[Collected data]
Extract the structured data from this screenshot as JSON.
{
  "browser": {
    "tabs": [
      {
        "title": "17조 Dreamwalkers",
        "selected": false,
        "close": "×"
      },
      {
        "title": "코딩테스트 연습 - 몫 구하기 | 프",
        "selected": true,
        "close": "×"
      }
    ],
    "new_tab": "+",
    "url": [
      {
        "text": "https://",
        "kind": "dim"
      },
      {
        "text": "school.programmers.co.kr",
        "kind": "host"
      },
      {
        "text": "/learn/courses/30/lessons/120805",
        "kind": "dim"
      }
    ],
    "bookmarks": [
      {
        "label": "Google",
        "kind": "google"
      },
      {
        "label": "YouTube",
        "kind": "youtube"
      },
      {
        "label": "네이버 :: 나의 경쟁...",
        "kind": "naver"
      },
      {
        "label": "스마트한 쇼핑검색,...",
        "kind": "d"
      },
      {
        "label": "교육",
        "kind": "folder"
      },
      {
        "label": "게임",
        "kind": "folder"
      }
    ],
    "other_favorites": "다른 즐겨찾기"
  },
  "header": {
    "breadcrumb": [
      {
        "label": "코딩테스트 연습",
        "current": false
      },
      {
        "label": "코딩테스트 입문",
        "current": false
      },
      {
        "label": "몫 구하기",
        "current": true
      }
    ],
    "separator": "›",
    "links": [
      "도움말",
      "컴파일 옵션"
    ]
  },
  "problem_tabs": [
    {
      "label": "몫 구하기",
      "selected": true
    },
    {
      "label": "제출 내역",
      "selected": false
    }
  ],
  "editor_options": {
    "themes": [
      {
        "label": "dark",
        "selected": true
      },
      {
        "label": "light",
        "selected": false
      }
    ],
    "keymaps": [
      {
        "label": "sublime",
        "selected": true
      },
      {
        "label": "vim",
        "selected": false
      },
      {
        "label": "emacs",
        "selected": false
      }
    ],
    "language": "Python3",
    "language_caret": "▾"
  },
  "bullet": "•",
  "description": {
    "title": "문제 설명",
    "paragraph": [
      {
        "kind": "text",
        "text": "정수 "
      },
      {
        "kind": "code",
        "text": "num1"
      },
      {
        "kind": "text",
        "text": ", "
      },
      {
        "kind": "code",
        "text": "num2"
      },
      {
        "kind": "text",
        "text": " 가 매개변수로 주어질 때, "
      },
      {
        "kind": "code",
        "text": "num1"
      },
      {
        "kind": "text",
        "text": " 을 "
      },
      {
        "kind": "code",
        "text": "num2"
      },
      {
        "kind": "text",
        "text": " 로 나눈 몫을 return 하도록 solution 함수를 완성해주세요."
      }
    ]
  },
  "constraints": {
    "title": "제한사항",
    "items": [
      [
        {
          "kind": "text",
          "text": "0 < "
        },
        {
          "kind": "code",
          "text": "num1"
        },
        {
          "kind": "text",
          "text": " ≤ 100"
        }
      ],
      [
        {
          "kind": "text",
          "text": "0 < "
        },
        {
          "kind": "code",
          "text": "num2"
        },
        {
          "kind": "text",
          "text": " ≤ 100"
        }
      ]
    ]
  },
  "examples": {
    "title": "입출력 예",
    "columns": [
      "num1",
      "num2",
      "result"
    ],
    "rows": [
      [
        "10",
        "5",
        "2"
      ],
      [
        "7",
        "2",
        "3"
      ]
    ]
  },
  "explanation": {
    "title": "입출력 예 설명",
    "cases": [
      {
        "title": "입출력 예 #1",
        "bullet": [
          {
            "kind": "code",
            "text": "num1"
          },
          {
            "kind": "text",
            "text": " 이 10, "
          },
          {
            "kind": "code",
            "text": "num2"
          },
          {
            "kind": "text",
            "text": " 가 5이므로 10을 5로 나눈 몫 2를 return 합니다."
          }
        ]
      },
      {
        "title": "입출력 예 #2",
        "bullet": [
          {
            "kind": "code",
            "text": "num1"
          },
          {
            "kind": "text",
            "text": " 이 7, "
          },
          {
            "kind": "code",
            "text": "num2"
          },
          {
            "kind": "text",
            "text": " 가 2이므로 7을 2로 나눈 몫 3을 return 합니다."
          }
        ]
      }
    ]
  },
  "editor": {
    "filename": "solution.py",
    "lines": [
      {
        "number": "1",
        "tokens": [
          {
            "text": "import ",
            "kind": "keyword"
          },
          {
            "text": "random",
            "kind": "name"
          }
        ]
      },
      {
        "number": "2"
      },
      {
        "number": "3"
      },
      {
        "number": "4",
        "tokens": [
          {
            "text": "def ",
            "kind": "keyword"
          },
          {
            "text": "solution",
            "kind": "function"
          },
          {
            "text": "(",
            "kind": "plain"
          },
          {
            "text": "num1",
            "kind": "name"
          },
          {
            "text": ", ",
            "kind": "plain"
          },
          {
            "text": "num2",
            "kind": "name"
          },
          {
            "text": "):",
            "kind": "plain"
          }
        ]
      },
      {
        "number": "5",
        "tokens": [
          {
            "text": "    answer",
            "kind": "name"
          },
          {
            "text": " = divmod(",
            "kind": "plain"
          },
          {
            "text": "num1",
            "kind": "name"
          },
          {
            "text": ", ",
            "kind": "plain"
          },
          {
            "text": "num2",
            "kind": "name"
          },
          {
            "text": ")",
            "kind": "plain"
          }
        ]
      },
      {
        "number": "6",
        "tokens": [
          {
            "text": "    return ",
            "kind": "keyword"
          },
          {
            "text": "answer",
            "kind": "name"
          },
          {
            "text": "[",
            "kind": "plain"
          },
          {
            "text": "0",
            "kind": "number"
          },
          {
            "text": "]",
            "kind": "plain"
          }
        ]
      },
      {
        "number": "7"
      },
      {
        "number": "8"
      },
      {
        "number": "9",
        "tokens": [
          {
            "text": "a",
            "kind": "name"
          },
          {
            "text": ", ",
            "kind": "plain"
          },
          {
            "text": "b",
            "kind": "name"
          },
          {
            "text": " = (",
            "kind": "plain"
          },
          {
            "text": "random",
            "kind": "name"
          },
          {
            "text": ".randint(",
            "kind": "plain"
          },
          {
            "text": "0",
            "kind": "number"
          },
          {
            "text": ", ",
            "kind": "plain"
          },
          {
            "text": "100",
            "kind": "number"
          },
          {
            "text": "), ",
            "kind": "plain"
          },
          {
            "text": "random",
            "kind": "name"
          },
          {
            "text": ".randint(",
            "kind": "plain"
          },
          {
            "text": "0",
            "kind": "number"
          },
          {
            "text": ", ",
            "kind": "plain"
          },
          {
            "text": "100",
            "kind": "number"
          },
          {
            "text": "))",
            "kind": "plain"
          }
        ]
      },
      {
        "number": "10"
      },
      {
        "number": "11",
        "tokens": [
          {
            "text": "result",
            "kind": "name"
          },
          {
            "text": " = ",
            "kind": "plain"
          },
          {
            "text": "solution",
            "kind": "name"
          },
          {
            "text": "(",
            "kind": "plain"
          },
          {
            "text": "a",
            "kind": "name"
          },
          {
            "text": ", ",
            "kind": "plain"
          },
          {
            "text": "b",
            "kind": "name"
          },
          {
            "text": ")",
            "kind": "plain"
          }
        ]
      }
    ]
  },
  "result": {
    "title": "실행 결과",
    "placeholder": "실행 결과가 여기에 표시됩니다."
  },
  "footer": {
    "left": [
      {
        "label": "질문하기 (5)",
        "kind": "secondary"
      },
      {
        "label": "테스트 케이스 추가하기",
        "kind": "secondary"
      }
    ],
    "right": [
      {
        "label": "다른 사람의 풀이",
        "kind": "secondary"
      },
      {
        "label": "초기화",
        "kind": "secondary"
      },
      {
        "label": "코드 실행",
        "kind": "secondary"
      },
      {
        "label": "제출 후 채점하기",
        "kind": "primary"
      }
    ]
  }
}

▶ REQUIREMENTS
Copy every line of the data that holds the string "return".

▶ ANSWER TO THE EXERCISE
        "text": " 로 나눈 몫을 return 하도록 solution 함수를 완성해주세요."
            "text": " 가 5이므로 10을 5로 나눈 몫 2를 return 합니다."
            "text": " 가 2이므로 7을 2로 나눈 몫 3을 return 합니다."
            "text": "    return ",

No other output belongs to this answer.